_WRITTEN INSTRUCTION_
Leave out the pictures and copy every record exactly.

_Data records_

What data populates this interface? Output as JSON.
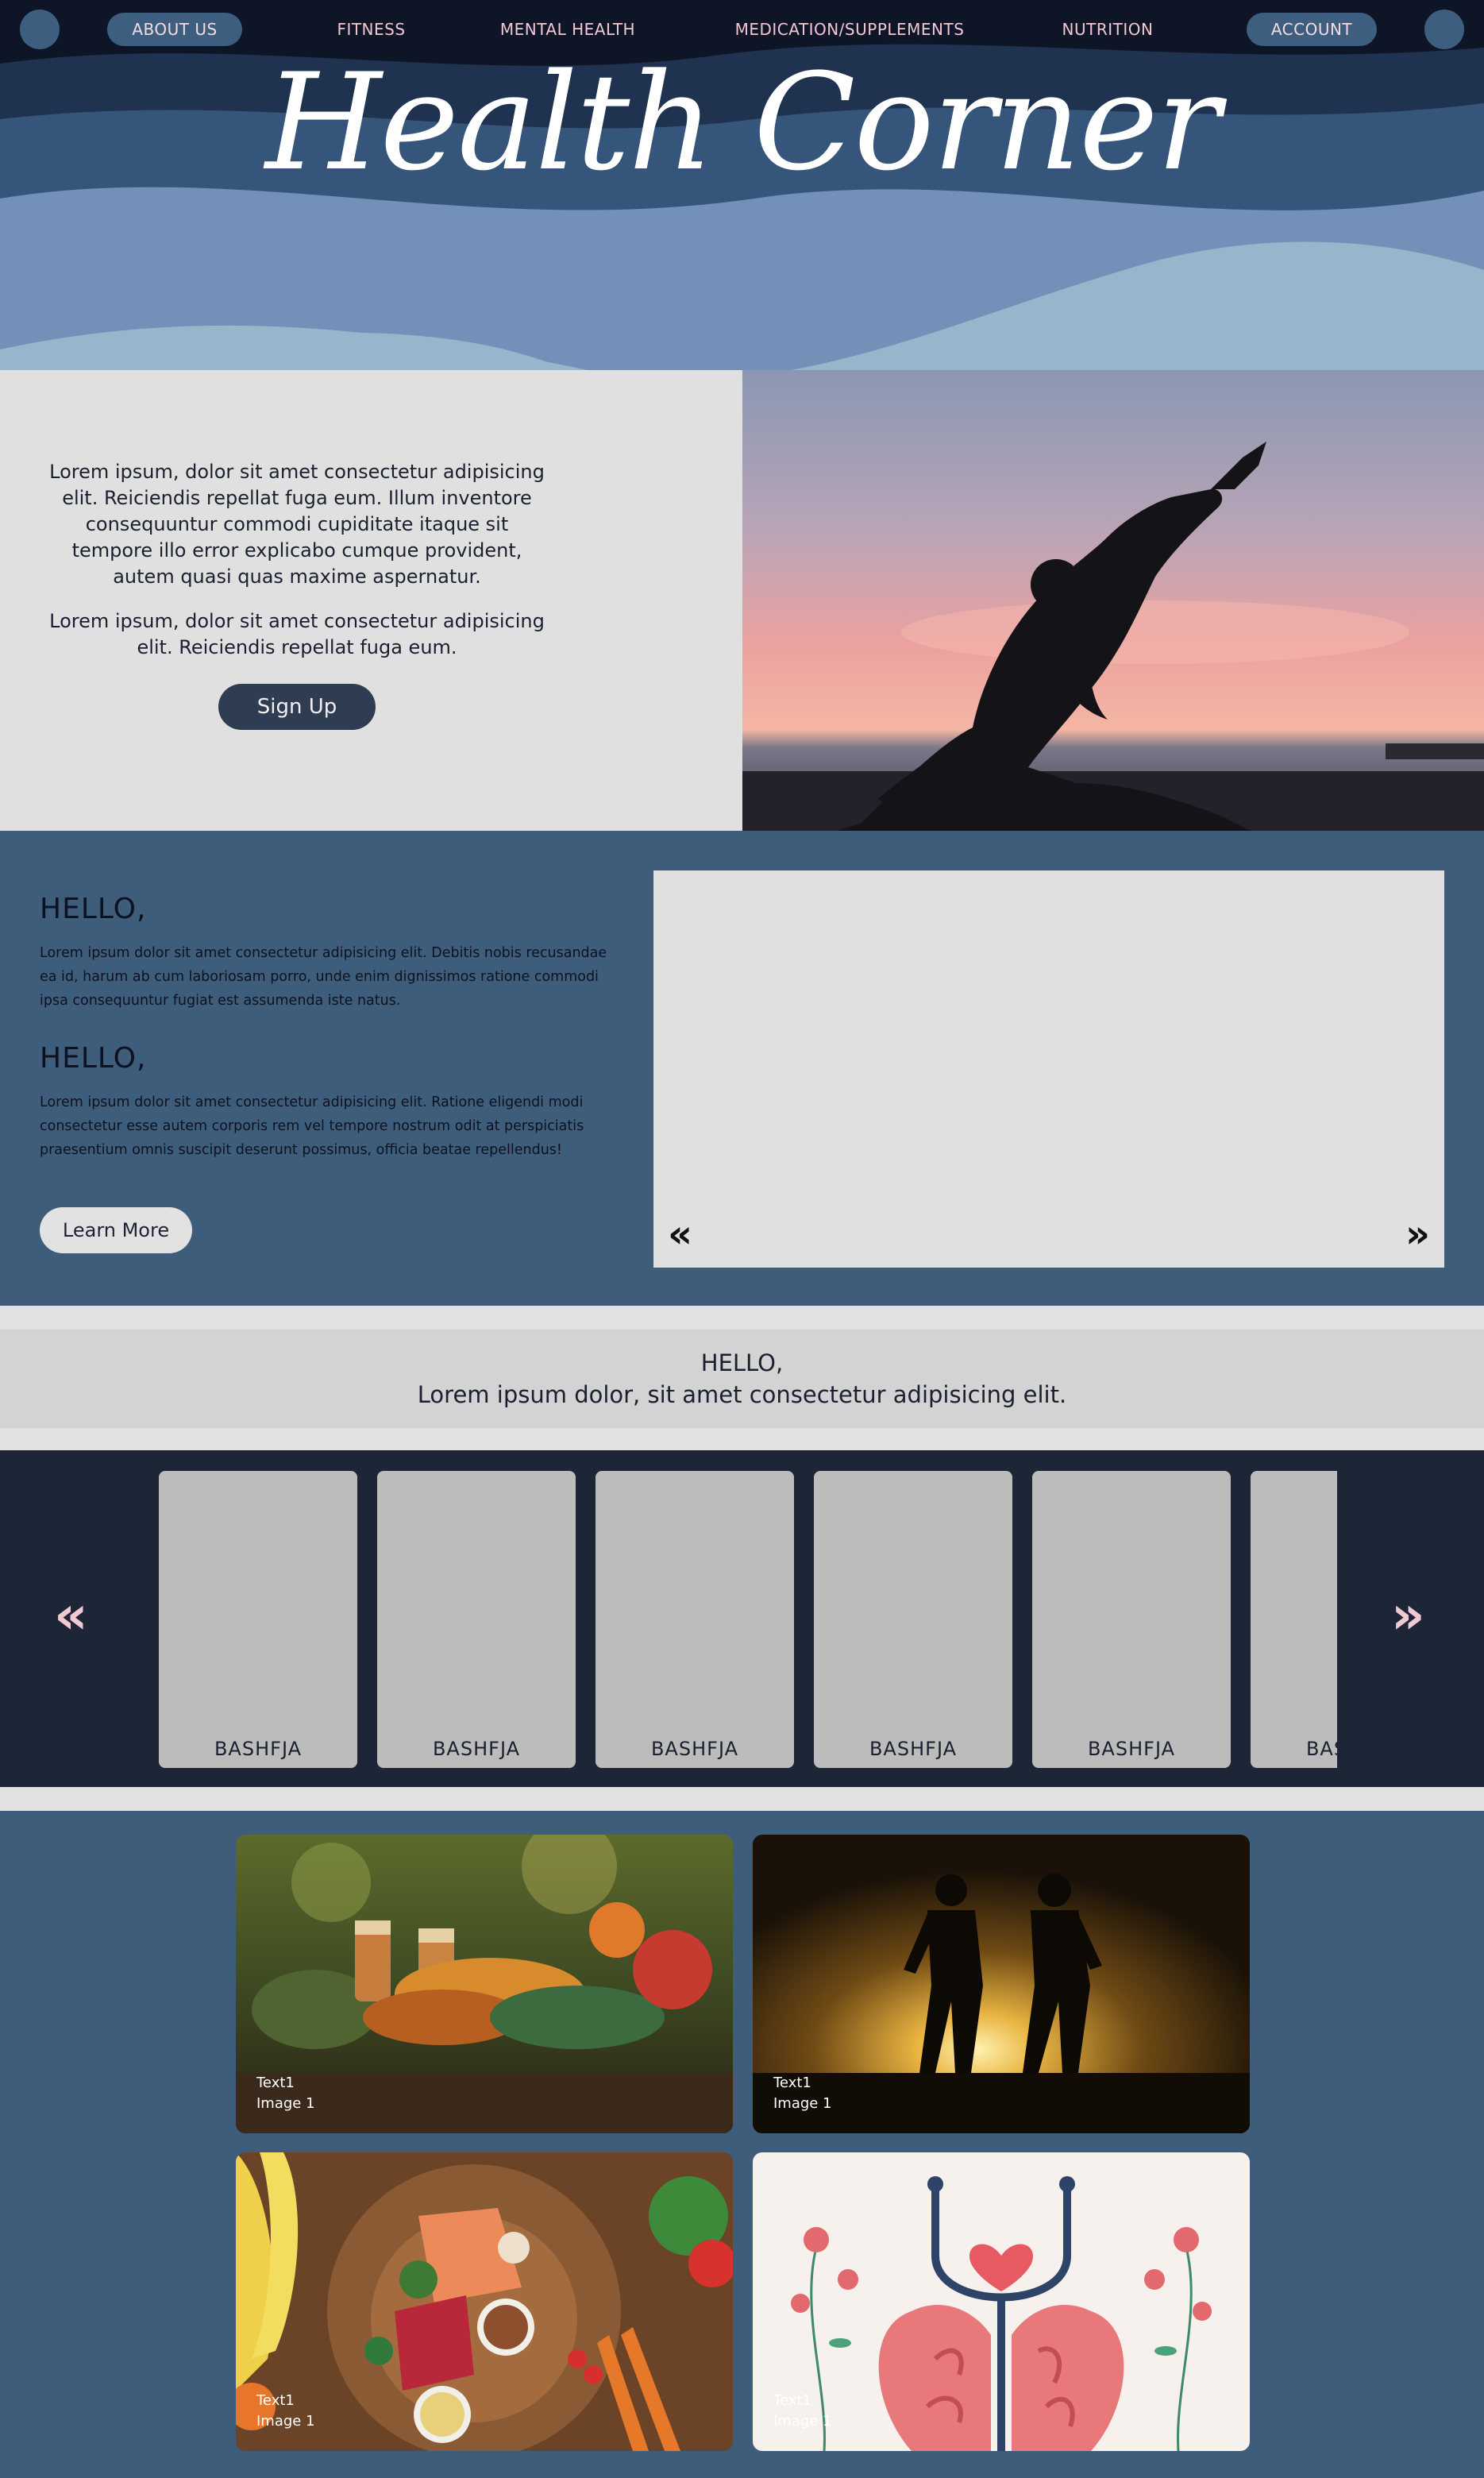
{
  "nav": {
    "items": [
      {
        "label": "ABOUT US"
      },
      {
        "label": "FITNESS"
      },
      {
        "label": "MENTAL HEALTH"
      },
      {
        "label": "MEDICATION/SUPPLEMENTS"
      },
      {
        "label": "NUTRITION"
      },
      {
        "label": "ACCOUNT"
      }
    ]
  },
  "brand": {
    "title": "Health Corner"
  },
  "intro": {
    "paragraph_1": "Lorem ipsum, dolor sit amet consectetur adipisicing elit. Reiciendis repellat fuga eum. Illum inventore consequuntur commodi cupiditate itaque sit tempore illo error explicabo cumque provident, autem quasi quas maxime aspernatur.",
    "paragraph_2": "Lorem ipsum, dolor sit amet consectetur adipisicing elit. Reiciendis repellat fuga eum.",
    "signup_label": "Sign Up",
    "image_icon": "yoga-silhouette-sunset"
  },
  "hello": {
    "heading_1": "HELLO,",
    "text_1": "Lorem ipsum dolor sit amet consectetur adipisicing elit. Debitis nobis recusandae ea id, harum ab cum laboriosam porro, unde enim dignissimos ratione commodi ipsa consequuntur fugiat est assumenda iste natus.",
    "heading_2": "HELLO,",
    "text_2": "Lorem ipsum dolor sit amet consectetur adipisicing elit. Ratione eligendi modi consectetur esse autem corporis rem vel tempore nostrum odit at perspiciatis praesentium omnis suscipit deserunt possimus, officia beatae repellendus!",
    "learn_more_label": "Learn More",
    "prev_arrow": "«",
    "next_arrow": "»"
  },
  "banner": {
    "line_1": "HELLO,",
    "line_2": "Lorem ipsum dolor, sit amet consectetur adipisicing elit."
  },
  "carousel": {
    "prev_arrow": "«",
    "next_arrow": "»",
    "cards": [
      {
        "label": "BASHFJA"
      },
      {
        "label": "BASHFJA"
      },
      {
        "label": "BASHFJA"
      },
      {
        "label": "BASHFJA"
      },
      {
        "label": "BASHFJA"
      },
      {
        "label": "BASHFJA"
      }
    ]
  },
  "gallery": {
    "tiles": [
      {
        "text": "Text1",
        "sub": "Image 1",
        "icon": "supplements-photo"
      },
      {
        "text": "Text1",
        "sub": "Image 1",
        "icon": "runners-silhouette-photo"
      },
      {
        "text": "Text1",
        "sub": "Image 1",
        "icon": "balanced-diet-photo"
      },
      {
        "text": "Text1",
        "sub": "Image 1",
        "icon": "brain-stethoscope-illustration"
      }
    ]
  },
  "colors": {
    "navy": "#0e1526",
    "slate": "#3e5d7b",
    "pink_accent": "#f1c7d2",
    "light_gray": "#e0e0e0"
  }
}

_SOLUTION TO THE PROBLEM_
What data populates this interface? Output as JSON.
{
  "nav": {
    "items": [
      {
        "label": "ABOUT US"
      },
      {
        "label": "FITNESS"
      },
      {
        "label": "MENTAL HEALTH"
      },
      {
        "label": "MEDICATION/SUPPLEMENTS"
      },
      {
        "label": "NUTRITION"
      },
      {
        "label": "ACCOUNT"
      }
    ]
  },
  "brand": {
    "title": "Health Corner"
  },
  "intro": {
    "paragraph_1": "Lorem ipsum, dolor sit amet consectetur adipisicing elit. Reiciendis repellat fuga eum. Illum inventore consequuntur commodi cupiditate itaque sit tempore illo error explicabo cumque provident, autem quasi quas maxime aspernatur.",
    "paragraph_2": "Lorem ipsum, dolor sit amet consectetur adipisicing elit. Reiciendis repellat fuga eum.",
    "signup_label": "Sign Up",
    "image_icon": "yoga-silhouette-sunset"
  },
  "hello": {
    "heading_1": "HELLO,",
    "text_1": "Lorem ipsum dolor sit amet consectetur adipisicing elit. Debitis nobis recusandae ea id, harum ab cum laboriosam porro, unde enim dignissimos ratione commodi ipsa consequuntur fugiat est assumenda iste natus.",
    "heading_2": "HELLO,",
    "text_2": "Lorem ipsum dolor sit amet consectetur adipisicing elit. Ratione eligendi modi consectetur esse autem corporis rem vel tempore nostrum odit at perspiciatis praesentium omnis suscipit deserunt possimus, officia beatae repellendus!",
    "learn_more_label": "Learn More",
    "prev_arrow": "«",
    "next_arrow": "»"
  },
  "banner": {
    "line_1": "HELLO,",
    "line_2": "Lorem ipsum dolor, sit amet consectetur adipisicing elit."
  },
  "carousel": {
    "prev_arrow": "«",
    "next_arrow": "»",
    "cards": [
      {
        "label": "BASHFJA"
      },
      {
        "label": "BASHFJA"
      },
      {
        "label": "BASHFJA"
      },
      {
        "label": "BASHFJA"
      },
      {
        "label": "BASHFJA"
      },
      {
        "label": "BASHFJA"
      }
    ]
  },
  "gallery": {
    "tiles": [
      {
        "text": "Text1",
        "sub": "Image 1",
        "icon": "supplements-photo"
      },
      {
        "text": "Text1",
        "sub": "Image 1",
        "icon": "runners-silhouette-photo"
      },
      {
        "text": "Text1",
        "sub": "Image 1",
        "icon": "balanced-diet-photo"
      },
      {
        "text": "Text1",
        "sub": "Image 1",
        "icon": "brain-stethoscope-illustration"
      }
    ]
  },
  "colors": {
    "navy": "#0e1526",
    "slate": "#3e5d7b",
    "pink_accent": "#f1c7d2",
    "light_gray": "#e0e0e0"
  }
}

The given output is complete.